◆ **WRITTEN INSTRUCTION**: Draw out every line with the word "content" from the listing below.

- - - - -

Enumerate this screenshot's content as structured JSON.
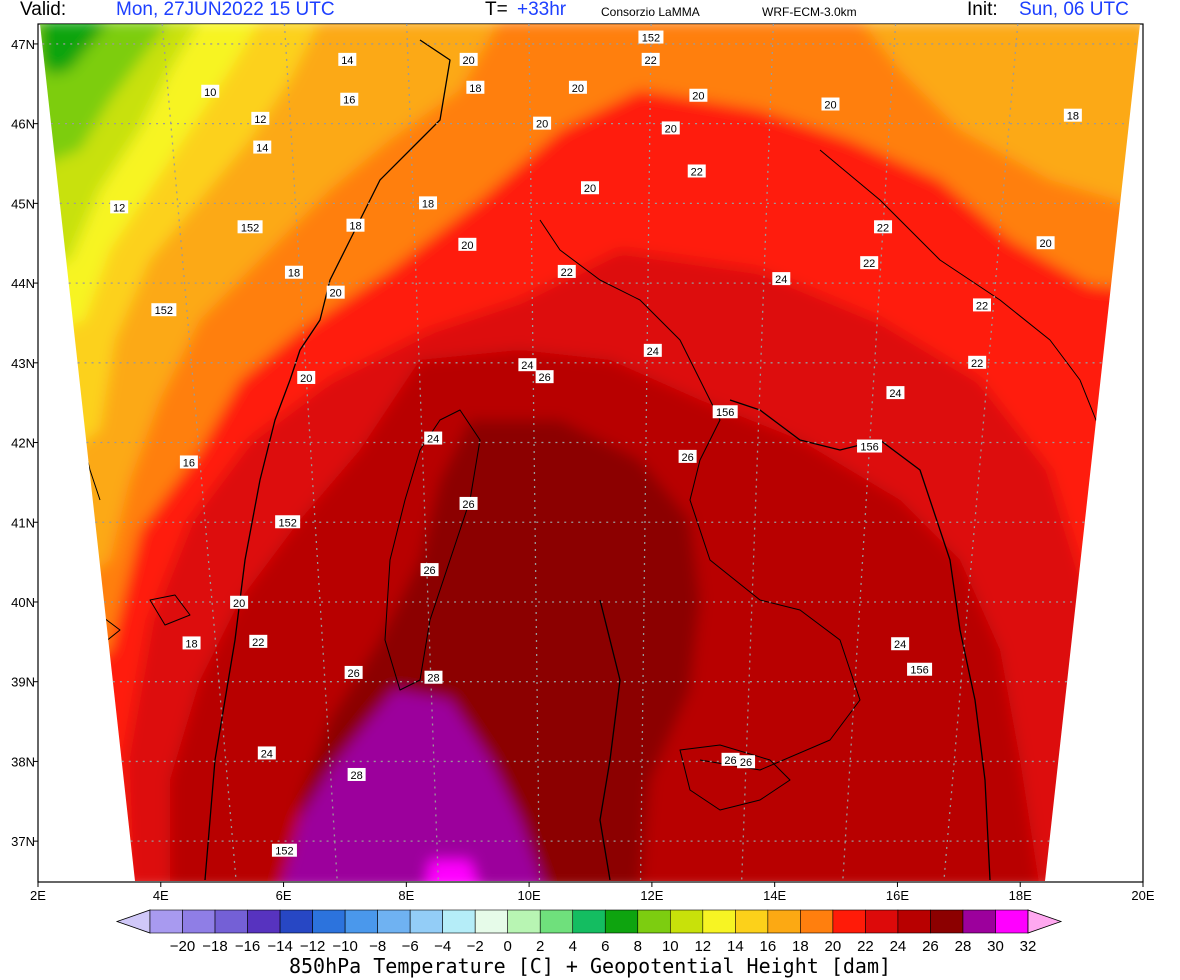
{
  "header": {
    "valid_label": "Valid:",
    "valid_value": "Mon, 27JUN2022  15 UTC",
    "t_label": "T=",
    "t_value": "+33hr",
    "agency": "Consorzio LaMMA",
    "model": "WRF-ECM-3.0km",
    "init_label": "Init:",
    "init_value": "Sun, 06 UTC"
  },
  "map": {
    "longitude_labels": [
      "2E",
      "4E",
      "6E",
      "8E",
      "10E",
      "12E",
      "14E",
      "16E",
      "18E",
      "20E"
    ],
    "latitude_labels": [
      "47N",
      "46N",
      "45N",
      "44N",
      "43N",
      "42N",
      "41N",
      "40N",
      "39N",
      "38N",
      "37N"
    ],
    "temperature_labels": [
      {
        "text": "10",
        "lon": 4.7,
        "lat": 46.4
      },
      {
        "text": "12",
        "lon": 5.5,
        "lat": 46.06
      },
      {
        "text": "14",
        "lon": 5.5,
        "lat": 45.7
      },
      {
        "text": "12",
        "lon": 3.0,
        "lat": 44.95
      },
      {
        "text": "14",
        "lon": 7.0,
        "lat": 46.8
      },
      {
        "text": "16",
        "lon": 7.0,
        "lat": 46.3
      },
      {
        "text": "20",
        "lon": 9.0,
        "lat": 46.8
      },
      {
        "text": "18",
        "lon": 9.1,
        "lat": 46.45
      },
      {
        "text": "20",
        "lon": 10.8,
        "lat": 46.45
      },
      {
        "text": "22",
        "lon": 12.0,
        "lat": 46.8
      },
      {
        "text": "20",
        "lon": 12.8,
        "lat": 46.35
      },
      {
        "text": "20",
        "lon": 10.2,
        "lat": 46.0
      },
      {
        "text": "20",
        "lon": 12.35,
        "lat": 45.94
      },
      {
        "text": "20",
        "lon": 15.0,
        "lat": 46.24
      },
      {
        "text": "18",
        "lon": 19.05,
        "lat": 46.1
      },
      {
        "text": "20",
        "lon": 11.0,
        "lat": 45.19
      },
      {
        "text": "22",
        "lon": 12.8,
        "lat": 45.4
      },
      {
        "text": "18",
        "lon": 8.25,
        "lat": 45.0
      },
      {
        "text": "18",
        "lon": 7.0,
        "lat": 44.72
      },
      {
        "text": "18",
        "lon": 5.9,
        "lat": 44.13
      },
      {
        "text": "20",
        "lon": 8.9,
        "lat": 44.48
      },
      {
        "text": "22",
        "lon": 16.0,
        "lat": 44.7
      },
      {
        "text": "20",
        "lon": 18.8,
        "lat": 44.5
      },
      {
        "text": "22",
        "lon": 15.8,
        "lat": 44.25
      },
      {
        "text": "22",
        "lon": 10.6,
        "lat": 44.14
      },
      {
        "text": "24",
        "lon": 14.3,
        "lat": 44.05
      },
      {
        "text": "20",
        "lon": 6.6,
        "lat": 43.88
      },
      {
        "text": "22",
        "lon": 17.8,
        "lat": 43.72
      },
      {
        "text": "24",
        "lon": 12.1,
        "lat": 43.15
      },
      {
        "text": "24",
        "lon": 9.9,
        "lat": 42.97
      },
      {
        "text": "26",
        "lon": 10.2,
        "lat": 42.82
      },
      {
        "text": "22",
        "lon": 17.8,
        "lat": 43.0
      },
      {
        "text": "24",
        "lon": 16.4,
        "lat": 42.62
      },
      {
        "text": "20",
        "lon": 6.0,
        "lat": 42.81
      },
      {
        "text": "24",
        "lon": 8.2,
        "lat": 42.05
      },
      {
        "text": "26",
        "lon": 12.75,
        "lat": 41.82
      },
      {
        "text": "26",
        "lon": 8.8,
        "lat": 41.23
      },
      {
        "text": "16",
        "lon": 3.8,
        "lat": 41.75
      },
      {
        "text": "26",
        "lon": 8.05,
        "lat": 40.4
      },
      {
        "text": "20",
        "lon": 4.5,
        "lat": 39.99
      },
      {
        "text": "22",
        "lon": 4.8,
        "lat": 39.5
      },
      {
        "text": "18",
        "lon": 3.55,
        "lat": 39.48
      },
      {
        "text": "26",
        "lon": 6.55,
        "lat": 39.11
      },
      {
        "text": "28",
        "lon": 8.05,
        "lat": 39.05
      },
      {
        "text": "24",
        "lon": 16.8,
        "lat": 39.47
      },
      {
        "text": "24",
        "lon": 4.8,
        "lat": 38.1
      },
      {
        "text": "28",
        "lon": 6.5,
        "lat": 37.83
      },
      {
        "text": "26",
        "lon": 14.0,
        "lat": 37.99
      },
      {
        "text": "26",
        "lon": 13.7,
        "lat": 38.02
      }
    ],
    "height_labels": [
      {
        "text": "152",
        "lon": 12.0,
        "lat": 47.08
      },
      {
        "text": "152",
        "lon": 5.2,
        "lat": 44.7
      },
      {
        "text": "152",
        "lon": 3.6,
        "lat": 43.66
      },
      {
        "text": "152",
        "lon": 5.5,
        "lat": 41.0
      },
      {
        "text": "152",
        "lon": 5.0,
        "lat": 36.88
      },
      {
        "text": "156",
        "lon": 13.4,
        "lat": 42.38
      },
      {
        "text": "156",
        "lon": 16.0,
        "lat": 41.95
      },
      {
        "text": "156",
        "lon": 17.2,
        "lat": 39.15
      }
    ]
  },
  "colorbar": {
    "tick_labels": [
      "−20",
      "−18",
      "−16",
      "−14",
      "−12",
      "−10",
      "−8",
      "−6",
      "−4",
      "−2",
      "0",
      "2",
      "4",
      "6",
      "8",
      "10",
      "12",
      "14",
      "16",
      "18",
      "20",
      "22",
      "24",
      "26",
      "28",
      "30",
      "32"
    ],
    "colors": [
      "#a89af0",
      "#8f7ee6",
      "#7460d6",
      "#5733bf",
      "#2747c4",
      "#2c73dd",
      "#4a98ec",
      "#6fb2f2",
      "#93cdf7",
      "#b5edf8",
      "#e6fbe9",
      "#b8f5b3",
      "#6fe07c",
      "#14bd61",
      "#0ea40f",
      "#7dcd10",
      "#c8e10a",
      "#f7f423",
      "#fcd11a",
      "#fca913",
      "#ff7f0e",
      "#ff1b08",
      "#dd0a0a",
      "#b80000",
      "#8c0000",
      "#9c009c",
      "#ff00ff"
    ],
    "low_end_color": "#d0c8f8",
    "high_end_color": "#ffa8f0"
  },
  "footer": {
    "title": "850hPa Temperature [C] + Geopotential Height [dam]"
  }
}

- - - - -

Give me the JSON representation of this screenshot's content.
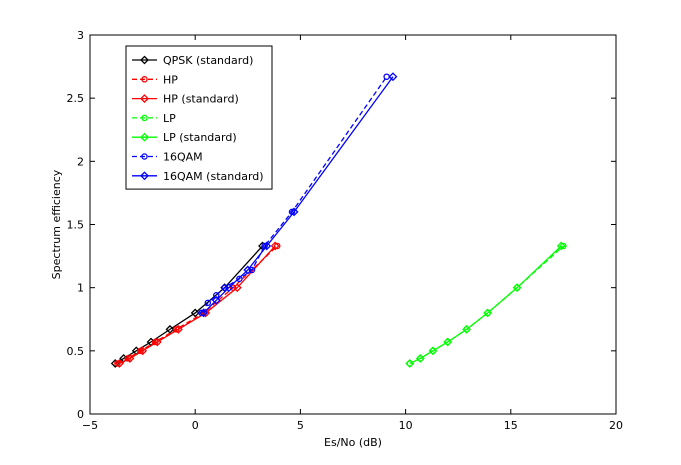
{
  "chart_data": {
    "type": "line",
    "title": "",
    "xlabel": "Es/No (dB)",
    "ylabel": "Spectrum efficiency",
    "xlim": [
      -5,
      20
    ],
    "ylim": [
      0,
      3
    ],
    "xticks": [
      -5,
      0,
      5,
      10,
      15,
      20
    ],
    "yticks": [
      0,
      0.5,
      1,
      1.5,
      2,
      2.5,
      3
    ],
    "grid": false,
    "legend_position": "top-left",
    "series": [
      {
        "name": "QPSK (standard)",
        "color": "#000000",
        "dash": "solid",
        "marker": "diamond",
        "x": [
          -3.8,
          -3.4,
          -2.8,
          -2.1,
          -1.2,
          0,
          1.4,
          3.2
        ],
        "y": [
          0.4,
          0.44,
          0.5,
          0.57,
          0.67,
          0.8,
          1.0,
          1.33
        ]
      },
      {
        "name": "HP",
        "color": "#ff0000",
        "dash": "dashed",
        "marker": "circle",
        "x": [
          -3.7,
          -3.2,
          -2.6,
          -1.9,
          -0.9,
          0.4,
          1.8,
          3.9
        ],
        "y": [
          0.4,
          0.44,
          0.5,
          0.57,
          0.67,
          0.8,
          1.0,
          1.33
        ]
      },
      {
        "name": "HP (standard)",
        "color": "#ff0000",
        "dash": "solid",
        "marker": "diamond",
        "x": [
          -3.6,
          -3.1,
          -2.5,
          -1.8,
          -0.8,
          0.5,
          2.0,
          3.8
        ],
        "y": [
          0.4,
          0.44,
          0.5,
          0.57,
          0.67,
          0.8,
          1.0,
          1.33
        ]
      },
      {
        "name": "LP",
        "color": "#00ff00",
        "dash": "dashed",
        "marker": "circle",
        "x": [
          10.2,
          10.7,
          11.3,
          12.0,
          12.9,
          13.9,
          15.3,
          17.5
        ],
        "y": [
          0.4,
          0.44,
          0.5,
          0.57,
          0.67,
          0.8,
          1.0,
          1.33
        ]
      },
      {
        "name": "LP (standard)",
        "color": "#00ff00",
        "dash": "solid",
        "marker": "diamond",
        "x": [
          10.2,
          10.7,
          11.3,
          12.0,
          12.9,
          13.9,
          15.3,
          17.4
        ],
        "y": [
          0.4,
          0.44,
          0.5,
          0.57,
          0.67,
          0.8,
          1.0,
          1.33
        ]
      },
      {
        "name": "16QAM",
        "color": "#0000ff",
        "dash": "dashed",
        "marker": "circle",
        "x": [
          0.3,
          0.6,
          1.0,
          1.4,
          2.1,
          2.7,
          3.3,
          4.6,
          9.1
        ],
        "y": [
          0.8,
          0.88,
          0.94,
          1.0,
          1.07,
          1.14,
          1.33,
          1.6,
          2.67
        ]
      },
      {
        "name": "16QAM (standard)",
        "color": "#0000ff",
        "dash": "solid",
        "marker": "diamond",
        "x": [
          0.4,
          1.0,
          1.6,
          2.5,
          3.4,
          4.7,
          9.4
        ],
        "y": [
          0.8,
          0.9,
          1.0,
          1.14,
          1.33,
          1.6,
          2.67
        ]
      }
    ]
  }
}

- - - - -

◆ **OUTPUT FOR THIS TASK**:
Enumerate this screenshot's content as structured JSON.
Give me the JSON representation of this screenshot's content.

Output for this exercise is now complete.